WHAT IS BEING ASKED: Gather the lines below that include the string "close", copying each in full.
···
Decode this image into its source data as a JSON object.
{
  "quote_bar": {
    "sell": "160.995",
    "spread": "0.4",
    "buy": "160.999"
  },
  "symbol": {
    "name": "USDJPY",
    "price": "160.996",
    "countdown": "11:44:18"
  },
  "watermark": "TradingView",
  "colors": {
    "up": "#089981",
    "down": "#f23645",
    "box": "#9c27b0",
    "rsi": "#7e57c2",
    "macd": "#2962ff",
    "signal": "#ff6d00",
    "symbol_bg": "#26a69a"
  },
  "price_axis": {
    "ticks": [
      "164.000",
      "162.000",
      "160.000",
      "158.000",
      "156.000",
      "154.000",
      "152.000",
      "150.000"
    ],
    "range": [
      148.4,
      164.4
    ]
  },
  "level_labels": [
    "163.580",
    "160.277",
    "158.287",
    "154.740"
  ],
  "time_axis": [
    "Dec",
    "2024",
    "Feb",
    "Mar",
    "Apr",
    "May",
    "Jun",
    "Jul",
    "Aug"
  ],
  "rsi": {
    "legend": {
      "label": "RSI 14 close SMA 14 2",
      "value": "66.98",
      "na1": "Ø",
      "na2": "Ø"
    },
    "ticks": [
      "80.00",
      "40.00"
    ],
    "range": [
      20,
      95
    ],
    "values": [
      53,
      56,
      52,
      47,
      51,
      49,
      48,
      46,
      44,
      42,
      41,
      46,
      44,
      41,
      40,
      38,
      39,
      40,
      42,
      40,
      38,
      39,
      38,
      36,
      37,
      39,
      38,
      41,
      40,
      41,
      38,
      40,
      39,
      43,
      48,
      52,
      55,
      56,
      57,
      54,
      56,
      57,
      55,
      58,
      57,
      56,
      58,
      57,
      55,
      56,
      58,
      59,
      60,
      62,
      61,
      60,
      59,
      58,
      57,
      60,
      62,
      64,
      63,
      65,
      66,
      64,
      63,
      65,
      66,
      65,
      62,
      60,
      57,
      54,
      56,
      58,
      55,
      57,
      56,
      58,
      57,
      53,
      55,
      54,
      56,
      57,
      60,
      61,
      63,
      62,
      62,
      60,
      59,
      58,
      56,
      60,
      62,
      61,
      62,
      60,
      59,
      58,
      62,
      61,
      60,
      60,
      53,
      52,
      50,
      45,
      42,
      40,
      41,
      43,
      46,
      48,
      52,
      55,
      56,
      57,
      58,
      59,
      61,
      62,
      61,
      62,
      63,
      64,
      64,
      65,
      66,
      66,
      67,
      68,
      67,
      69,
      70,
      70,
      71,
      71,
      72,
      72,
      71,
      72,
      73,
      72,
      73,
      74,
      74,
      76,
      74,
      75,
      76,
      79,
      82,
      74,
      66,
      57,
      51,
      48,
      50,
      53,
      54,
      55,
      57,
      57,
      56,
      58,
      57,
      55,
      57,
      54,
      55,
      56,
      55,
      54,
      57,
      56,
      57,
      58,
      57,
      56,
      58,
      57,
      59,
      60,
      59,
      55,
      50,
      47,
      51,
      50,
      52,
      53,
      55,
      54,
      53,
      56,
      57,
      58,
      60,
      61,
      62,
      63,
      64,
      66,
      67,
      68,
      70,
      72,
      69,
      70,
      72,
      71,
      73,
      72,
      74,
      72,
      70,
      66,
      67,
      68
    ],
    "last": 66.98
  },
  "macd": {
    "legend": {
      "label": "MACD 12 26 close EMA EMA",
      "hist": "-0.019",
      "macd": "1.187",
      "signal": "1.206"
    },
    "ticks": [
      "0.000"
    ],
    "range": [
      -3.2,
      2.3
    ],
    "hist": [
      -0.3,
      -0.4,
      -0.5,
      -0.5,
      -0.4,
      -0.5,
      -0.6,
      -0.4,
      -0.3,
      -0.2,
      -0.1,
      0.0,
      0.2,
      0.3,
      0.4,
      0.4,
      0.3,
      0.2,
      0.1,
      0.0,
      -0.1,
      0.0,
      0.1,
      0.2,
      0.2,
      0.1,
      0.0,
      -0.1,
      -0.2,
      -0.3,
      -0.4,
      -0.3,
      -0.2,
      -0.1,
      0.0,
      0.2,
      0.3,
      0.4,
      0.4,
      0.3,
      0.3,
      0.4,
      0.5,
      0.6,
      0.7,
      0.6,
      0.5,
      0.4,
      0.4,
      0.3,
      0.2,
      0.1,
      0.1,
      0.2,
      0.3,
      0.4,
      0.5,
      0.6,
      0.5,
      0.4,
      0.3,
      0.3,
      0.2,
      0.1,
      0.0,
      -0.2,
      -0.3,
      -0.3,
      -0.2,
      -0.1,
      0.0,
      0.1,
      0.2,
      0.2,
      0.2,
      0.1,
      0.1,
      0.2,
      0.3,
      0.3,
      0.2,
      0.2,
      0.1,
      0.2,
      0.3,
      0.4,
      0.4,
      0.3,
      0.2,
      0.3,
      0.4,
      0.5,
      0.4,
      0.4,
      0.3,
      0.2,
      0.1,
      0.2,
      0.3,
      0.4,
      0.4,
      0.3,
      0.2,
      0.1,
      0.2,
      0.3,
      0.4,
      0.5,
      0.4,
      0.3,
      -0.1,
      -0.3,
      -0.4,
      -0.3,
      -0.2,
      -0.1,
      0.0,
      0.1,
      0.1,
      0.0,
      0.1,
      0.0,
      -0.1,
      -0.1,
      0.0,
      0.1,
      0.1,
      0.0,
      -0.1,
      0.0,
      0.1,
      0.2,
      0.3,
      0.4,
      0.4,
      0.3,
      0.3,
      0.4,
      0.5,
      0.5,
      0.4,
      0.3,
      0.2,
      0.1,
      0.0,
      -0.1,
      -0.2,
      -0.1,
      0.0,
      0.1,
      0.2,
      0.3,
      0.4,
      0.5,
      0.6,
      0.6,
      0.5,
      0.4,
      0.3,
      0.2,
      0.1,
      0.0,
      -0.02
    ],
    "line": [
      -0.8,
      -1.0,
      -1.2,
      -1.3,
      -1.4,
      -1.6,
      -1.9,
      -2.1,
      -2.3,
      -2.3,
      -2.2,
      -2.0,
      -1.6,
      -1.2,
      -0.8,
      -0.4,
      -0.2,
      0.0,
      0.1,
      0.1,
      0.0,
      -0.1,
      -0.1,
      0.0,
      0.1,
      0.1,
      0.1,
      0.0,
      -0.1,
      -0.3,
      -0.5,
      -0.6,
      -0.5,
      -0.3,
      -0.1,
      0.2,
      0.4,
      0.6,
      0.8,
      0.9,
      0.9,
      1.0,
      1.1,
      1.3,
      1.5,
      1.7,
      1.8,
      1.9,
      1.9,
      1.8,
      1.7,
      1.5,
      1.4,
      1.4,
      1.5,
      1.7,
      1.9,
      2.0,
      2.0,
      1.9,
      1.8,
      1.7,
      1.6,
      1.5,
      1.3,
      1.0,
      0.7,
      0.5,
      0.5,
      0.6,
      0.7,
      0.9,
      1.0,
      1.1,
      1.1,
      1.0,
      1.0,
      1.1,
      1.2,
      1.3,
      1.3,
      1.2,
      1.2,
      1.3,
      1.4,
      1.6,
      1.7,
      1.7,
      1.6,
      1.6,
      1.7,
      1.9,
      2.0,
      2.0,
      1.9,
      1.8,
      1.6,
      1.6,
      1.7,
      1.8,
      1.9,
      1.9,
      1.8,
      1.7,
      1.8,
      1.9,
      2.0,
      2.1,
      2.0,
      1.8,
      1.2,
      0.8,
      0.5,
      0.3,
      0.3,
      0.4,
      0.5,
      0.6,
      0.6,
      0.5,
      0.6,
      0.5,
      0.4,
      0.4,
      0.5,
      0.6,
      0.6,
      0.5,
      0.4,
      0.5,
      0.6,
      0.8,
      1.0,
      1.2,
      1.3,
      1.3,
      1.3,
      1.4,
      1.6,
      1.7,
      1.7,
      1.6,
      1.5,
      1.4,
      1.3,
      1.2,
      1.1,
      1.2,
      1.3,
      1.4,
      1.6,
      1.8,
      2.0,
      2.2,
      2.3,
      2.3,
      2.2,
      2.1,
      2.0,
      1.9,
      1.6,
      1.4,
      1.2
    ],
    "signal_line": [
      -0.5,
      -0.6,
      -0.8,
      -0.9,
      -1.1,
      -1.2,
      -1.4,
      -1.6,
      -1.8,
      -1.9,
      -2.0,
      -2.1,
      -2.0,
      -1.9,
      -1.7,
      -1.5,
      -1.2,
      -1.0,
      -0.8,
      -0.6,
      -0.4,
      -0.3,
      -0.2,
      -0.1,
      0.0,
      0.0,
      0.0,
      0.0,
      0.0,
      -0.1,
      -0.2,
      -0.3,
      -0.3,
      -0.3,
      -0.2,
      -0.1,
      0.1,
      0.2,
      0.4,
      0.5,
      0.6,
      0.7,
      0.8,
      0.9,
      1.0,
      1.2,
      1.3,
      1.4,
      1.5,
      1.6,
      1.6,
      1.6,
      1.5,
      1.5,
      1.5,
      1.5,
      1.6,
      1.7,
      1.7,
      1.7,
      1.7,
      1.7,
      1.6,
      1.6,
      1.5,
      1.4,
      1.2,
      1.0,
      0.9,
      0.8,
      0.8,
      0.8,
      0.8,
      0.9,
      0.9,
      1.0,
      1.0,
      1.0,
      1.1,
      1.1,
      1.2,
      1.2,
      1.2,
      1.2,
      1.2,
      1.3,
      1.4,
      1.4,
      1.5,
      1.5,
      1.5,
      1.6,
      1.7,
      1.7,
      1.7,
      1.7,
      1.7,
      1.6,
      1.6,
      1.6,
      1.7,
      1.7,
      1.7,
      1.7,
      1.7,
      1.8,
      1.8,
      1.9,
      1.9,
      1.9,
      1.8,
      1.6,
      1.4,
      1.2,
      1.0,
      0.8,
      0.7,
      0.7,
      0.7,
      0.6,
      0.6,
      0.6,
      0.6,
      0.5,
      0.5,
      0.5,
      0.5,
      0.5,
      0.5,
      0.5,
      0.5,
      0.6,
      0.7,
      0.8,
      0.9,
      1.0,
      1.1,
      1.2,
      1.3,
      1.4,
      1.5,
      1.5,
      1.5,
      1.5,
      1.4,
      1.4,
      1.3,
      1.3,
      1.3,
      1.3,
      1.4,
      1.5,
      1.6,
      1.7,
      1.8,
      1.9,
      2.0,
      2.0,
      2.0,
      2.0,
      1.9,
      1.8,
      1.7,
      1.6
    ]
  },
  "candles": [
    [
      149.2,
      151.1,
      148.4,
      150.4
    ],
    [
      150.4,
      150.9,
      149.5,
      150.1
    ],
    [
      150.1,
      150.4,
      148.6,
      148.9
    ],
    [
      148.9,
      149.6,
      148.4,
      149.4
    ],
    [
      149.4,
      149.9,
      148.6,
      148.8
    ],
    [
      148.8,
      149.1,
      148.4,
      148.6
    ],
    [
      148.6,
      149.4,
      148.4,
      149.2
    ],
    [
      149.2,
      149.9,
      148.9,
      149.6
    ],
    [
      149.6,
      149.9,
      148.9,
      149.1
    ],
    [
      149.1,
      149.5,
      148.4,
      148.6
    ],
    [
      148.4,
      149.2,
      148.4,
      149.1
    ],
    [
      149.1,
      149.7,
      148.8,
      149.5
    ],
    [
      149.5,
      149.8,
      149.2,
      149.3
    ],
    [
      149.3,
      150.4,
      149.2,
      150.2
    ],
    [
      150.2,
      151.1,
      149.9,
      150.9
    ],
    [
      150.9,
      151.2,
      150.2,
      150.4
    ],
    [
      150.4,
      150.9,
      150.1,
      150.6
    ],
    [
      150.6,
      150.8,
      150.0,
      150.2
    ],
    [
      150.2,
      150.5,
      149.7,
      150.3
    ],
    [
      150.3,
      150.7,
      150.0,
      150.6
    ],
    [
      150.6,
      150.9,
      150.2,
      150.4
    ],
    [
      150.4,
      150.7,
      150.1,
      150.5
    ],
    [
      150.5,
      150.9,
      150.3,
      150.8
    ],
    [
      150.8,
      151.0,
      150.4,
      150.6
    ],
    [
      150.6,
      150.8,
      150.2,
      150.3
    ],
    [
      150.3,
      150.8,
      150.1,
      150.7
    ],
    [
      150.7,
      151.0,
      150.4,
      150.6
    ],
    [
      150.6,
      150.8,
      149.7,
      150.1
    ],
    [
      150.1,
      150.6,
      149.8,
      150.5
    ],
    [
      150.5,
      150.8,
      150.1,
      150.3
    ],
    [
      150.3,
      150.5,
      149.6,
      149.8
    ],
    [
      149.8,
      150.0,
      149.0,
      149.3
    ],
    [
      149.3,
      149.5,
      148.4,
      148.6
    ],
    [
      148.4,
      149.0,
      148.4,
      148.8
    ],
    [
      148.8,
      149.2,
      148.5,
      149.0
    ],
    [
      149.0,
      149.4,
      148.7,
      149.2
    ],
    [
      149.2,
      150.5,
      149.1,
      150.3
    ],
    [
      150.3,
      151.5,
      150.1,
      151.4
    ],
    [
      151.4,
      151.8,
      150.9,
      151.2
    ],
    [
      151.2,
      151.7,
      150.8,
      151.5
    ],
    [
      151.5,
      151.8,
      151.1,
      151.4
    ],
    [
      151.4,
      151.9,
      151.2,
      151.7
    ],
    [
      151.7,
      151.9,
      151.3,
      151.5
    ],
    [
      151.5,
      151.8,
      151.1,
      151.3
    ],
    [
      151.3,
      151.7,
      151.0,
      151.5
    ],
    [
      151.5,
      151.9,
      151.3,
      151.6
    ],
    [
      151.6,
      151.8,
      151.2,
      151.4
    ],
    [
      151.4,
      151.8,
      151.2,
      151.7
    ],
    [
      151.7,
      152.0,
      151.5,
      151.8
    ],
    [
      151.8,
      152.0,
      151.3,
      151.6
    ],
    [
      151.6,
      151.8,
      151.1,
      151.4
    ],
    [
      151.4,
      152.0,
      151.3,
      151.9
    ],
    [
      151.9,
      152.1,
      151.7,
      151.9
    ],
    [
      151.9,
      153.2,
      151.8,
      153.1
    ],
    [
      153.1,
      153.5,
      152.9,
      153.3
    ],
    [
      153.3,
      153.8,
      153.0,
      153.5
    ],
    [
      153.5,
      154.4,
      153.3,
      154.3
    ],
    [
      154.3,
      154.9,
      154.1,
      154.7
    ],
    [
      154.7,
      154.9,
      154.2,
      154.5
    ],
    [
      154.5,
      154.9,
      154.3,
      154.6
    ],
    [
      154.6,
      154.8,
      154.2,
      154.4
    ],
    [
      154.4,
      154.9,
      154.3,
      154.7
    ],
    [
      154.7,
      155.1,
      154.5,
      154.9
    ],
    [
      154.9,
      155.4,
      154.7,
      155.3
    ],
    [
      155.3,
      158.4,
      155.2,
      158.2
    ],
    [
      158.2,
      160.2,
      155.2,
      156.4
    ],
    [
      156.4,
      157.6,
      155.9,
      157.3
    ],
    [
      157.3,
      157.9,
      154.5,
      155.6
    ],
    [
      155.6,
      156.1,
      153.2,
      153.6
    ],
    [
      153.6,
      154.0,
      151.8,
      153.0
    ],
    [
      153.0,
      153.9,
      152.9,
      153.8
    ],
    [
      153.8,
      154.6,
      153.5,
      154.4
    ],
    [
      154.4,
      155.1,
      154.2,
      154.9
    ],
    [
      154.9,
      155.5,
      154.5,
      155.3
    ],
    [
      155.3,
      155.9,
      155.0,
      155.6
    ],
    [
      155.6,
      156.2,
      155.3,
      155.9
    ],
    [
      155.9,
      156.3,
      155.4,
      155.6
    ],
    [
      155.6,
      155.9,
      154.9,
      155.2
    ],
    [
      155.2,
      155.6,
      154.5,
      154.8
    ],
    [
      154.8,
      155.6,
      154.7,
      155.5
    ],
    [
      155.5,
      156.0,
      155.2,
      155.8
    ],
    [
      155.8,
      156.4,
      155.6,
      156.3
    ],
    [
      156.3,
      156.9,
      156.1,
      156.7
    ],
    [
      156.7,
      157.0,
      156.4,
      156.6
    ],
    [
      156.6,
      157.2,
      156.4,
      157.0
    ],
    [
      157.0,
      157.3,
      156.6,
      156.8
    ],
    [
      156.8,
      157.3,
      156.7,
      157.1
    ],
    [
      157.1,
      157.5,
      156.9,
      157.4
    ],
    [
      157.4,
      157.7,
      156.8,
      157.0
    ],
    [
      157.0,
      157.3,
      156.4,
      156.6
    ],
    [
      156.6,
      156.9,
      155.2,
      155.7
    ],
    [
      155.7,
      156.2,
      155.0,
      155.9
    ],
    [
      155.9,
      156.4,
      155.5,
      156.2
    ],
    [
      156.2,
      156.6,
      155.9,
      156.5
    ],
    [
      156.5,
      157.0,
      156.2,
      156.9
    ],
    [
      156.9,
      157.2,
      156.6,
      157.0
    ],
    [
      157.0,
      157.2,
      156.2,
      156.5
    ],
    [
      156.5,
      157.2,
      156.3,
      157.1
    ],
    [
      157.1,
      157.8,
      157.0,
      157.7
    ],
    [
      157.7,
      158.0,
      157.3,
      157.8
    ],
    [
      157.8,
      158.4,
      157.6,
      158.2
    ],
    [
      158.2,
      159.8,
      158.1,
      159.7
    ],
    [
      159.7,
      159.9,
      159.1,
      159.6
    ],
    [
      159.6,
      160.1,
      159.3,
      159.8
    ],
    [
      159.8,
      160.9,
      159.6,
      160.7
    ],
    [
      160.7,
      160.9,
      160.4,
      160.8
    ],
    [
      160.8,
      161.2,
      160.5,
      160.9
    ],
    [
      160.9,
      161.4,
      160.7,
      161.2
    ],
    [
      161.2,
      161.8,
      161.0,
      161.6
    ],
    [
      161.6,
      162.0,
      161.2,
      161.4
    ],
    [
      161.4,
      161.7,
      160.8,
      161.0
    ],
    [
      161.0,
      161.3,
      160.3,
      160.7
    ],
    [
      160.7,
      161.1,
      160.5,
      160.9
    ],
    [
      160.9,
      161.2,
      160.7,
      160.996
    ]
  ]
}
···
CORRECT RESPONSE:
      "label": "RSI 14 close SMA 14 2",
      "label": "MACD 12 26 close EMA EMA",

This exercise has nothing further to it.